* Begin *
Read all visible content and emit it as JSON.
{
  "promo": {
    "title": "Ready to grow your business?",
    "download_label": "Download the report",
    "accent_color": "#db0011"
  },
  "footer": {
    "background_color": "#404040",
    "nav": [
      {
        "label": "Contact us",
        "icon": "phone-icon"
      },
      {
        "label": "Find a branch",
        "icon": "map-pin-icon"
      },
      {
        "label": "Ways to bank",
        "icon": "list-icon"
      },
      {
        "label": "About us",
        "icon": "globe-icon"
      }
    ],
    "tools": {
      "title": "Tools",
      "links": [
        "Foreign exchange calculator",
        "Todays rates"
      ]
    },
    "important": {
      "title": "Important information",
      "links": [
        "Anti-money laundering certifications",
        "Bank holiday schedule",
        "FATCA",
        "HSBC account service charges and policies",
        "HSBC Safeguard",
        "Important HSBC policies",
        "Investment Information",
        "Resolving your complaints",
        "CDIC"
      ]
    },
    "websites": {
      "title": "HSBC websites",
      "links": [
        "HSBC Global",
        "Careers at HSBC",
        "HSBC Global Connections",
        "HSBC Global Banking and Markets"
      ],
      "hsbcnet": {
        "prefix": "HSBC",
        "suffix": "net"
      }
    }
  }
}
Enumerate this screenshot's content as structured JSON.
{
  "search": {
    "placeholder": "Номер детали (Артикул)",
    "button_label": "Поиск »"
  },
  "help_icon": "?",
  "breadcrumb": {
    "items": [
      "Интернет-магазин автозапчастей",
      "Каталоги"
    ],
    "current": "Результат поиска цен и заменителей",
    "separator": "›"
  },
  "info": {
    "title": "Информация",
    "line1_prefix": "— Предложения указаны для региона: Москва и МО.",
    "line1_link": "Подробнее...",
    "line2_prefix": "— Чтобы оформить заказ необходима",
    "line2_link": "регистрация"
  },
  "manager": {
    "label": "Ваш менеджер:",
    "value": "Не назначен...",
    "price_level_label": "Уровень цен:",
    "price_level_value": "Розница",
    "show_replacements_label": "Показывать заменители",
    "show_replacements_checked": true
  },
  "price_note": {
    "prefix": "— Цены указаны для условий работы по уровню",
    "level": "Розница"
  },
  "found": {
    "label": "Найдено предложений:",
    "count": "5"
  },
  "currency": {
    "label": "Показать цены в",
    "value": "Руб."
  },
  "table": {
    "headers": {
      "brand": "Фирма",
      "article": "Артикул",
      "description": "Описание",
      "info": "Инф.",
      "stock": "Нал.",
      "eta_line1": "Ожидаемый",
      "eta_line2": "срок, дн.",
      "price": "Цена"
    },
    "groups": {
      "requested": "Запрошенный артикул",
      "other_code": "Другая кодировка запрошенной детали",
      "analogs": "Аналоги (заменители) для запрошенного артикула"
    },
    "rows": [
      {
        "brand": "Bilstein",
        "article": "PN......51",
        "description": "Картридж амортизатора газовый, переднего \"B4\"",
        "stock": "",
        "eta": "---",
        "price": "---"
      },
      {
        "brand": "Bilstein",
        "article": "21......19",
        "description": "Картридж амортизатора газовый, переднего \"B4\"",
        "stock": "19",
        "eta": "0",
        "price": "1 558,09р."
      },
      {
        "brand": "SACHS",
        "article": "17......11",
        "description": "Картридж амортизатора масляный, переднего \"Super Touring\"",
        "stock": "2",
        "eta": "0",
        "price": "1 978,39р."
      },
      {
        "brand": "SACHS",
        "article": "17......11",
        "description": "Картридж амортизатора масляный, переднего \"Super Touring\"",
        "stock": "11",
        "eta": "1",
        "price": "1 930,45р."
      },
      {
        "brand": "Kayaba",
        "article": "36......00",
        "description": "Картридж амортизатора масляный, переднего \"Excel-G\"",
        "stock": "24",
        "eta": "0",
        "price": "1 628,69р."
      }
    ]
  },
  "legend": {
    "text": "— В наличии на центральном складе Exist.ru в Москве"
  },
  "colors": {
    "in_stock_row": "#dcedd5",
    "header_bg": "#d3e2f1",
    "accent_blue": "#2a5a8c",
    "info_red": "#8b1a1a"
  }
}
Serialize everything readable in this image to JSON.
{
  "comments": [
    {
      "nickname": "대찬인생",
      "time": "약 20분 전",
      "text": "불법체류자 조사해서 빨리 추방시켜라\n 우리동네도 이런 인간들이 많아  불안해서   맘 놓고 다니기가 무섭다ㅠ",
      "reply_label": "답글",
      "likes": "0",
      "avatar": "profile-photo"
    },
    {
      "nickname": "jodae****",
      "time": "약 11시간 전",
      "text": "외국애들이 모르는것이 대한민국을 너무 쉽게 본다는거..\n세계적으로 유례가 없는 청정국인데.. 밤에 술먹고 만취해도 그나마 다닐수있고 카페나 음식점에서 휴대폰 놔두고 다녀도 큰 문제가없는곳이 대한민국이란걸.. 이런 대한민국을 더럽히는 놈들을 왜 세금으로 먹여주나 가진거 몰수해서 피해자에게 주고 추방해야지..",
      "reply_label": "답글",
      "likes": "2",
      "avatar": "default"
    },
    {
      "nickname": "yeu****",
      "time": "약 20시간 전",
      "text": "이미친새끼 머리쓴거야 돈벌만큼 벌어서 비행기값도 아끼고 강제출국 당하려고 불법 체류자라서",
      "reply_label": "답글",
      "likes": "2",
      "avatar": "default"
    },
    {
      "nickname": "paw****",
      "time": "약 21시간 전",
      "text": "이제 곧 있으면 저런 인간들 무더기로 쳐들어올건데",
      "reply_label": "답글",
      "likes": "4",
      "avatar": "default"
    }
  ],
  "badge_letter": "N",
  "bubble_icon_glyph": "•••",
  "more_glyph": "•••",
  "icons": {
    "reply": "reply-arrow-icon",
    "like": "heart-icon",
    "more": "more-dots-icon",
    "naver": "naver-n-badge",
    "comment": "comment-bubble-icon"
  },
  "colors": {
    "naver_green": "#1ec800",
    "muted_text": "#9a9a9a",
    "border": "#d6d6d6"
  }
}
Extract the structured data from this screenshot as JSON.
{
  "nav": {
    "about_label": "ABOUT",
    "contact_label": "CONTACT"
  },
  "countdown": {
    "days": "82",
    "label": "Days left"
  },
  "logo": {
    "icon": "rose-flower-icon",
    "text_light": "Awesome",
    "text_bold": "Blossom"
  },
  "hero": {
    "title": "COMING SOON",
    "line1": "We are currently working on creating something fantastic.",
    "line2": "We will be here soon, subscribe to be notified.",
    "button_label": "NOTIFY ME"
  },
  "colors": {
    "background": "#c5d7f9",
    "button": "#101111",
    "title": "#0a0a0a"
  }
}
* End *
Challenge:
All of the records must be retyped exactly as they are.

Result of this task:
Read all visible content and emit it as JSON.
{
  "promo": {
    "title": "Ready to grow your business?",
    "download_label": "Download the report",
    "accent_color": "#db0011"
  },
  "footer": {
    "background_color": "#404040",
    "nav": [
      {
        "label": "Contact us",
        "icon": "phone-icon"
      },
      {
        "label": "Find a branch",
        "icon": "map-pin-icon"
      },
      {
        "label": "Ways to bank",
        "icon": "list-icon"
      },
      {
        "label": "About us",
        "icon": "globe-icon"
      }
    ],
    "tools": {
      "title": "Tools",
      "links": [
        "Foreign exchange calculator",
        "Todays rates"
      ]
    },
    "important": {
      "title": "Important information",
      "links": [
        "Anti-money laundering certifications",
        "Bank holiday schedule",
        "FATCA",
        "HSBC account service charges and policies",
        "HSBC Safeguard",
        "Important HSBC policies",
        "Investment Information",
        "Resolving your complaints",
        "CDIC"
      ]
    },
    "websites": {
      "title": "HSBC websites",
      "links": [
        "HSBC Global",
        "Careers at HSBC",
        "HSBC Global Connections",
        "HSBC Global Banking and Markets"
      ],
      "hsbcnet": {
        "prefix": "HSBC",
        "suffix": "net"
      }
    }
  }
}
Enumerate this screenshot's content as structured JSON.
{
  "search": {
    "placeholder": "Номер детали (Артикул)",
    "button_label": "Поиск »"
  },
  "help_icon": "?",
  "breadcrumb": {
    "items": [
      "Интернет-магазин автозапчастей",
      "Каталоги"
    ],
    "current": "Результат поиска цен и заменителей",
    "separator": "›"
  },
  "info": {
    "title": "Информация",
    "line1_prefix": "— Предложения указаны для региона: Москва и МО.",
    "line1_link": "Подробнее...",
    "line2_prefix": "— Чтобы оформить заказ необходима",
    "line2_link": "регистрация"
  },
  "manager": {
    "label": "Ваш менеджер:",
    "value": "Не назначен...",
    "price_level_label": "Уровень цен:",
    "price_level_value": "Розница",
    "show_replacements_label": "Показывать заменители",
    "show_replacements_checked": true
  },
  "price_note": {
    "prefix": "— Цены указаны для условий работы по уровню",
    "level": "Розница"
  },
  "found": {
    "label": "Найдено предложений:",
    "count": "5"
  },
  "currency": {
    "label": "Показать цены в",
    "value": "Руб."
  },
  "table": {
    "headers": {
      "brand": "Фирма",
      "article": "Артикул",
      "description": "Описание",
      "info": "Инф.",
      "stock": "Нал.",
      "eta_line1": "Ожидаемый",
      "eta_line2": "срок, дн.",
      "price": "Цена"
    },
    "groups": {
      "requested": "Запрошенный артикул",
      "other_code": "Другая кодировка запрошенной детали",
      "analogs": "Аналоги (заменители) для запрошенного артикула"
    },
    "rows": [
      {
        "brand": "Bilstein",
        "article": "PN......51",
        "description": "Картридж амортизатора газовый, переднего \"B4\"",
        "stock": "",
        "eta": "---",
        "price": "---"
      },
      {
        "brand": "Bilstein",
        "article": "21......19",
        "description": "Картридж амортизатора газовый, переднего \"B4\"",
        "stock": "19",
        "eta": "0",
        "price": "1 558,09р."
      },
      {
        "brand": "SACHS",
        "article": "17......11",
        "description": "Картридж амортизатора масляный, переднего \"Super Touring\"",
        "stock": "2",
        "eta": "0",
        "price": "1 978,39р."
      },
      {
        "brand": "SACHS",
        "article": "17......11",
        "description": "Картридж амортизатора масляный, переднего \"Super Touring\"",
        "stock": "11",
        "eta": "1",
        "price": "1 930,45р."
      },
      {
        "brand": "Kayaba",
        "article": "36......00",
        "description": "Картридж амортизатора масляный, переднего \"Excel-G\"",
        "stock": "24",
        "eta": "0",
        "price": "1 628,69р."
      }
    ]
  },
  "legend": {
    "text": "— В наличии на центральном складе Exist.ru в Москве"
  },
  "colors": {
    "in_stock_row": "#dcedd5",
    "header_bg": "#d3e2f1",
    "accent_blue": "#2a5a8c",
    "info_red": "#8b1a1a"
  }
}
Serialize everything readable in this image to JSON.
{
  "comments": [
    {
      "nickname": "대찬인생",
      "time": "약 20분 전",
      "text": "불법체류자 조사해서 빨리 추방시켜라\n 우리동네도 이런 인간들이 많아  불안해서   맘 놓고 다니기가 무섭다ㅠ",
      "reply_label": "답글",
      "likes": "0",
      "avatar": "profile-photo"
    },
    {
      "nickname": "jodae****",
      "time": "약 11시간 전",
      "text": "외국애들이 모르는것이 대한민국을 너무 쉽게 본다는거..\n세계적으로 유례가 없는 청정국인데.. 밤에 술먹고 만취해도 그나마 다닐수있고 카페나 음식점에서 휴대폰 놔두고 다녀도 큰 문제가없는곳이 대한민국이란걸.. 이런 대한민국을 더럽히는 놈들을 왜 세금으로 먹여주나 가진거 몰수해서 피해자에게 주고 추방해야지..",
      "reply_label": "답글",
      "likes": "2",
      "avatar": "default"
    },
    {
      "nickname": "yeu****",
      "time": "약 20시간 전",
      "text": "이미친새끼 머리쓴거야 돈벌만큼 벌어서 비행기값도 아끼고 강제출국 당하려고 불법 체류자라서",
      "reply_label": "답글",
      "likes": "2",
      "avatar": "default"
    },
    {
      "nickname": "paw****",
      "time": "약 21시간 전",
      "text": "이제 곧 있으면 저런 인간들 무더기로 쳐들어올건데",
      "reply_label": "답글",
      "likes": "4",
      "avatar": "default"
    }
  ],
  "badge_letter": "N",
  "bubble_icon_glyph": "•••",
  "more_glyph": "•••",
  "icons": {
    "reply": "reply-arrow-icon",
    "like": "heart-icon",
    "more": "more-dots-icon",
    "naver": "naver-n-badge",
    "comment": "comment-bubble-icon"
  },
  "colors": {
    "naver_green": "#1ec800",
    "muted_text": "#9a9a9a",
    "border": "#d6d6d6"
  }
}
Extract the structured data from this screenshot as JSON.
{
  "nav": {
    "about_label": "ABOUT",
    "contact_label": "CONTACT"
  },
  "countdown": {
    "days": "82",
    "label": "Days left"
  },
  "logo": {
    "icon": "rose-flower-icon",
    "text_light": "Awesome",
    "text_bold": "Blossom"
  },
  "hero": {
    "title": "COMING SOON",
    "line1": "We are currently working on creating something fantastic.",
    "line2": "We will be here soon, subscribe to be notified.",
    "button_label": "NOTIFY ME"
  },
  "colors": {
    "background": "#c5d7f9",
    "button": "#101111",
    "title": "#0a0a0a"
  }
}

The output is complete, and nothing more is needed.